** start of Dataset extract **

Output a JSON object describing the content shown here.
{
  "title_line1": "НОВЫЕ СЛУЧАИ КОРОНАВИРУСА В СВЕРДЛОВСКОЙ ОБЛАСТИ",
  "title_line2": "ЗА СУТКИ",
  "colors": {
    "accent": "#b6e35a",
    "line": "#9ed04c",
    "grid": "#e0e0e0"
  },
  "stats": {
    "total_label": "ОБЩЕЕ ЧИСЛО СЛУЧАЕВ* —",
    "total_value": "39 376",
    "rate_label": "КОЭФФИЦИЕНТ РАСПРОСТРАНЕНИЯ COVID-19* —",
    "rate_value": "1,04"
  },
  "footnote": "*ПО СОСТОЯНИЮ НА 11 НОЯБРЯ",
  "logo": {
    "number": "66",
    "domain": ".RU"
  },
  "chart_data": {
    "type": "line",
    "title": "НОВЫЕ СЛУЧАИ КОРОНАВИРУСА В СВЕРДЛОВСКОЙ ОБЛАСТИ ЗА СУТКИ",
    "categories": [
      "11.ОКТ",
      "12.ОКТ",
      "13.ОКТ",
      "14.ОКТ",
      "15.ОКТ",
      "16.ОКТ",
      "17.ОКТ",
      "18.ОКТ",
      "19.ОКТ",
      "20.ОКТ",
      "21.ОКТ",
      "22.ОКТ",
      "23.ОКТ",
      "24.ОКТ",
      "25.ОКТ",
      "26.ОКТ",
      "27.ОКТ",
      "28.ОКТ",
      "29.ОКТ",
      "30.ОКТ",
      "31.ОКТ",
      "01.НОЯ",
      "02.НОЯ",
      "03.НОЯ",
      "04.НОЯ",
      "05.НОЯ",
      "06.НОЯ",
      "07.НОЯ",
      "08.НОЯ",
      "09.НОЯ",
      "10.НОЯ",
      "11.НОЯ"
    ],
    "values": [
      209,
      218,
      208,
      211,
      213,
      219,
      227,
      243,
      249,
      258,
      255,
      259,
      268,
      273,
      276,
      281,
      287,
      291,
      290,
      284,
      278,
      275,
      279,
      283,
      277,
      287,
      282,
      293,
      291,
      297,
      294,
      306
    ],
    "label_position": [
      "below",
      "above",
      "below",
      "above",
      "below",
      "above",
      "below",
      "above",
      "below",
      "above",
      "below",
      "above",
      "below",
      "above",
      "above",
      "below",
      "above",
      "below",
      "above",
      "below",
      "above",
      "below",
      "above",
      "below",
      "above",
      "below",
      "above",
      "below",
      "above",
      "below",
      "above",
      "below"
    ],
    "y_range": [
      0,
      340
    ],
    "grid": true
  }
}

** end of Dataset extract **

**Goal of the exercise:** From the material above, copy each line that includes the word "СЛУЧАИ".

**Solution:**
  "title_line1": "НОВЫЕ СЛУЧАИ КОРОНАВИРУСА В СВЕРДЛОВСКОЙ ОБЛАСТИ",
    "title": "НОВЫЕ СЛУЧАИ КОРОНАВИРУСА В СВЕРДЛОВСКОЙ ОБЛАСТИ ЗА СУТКИ",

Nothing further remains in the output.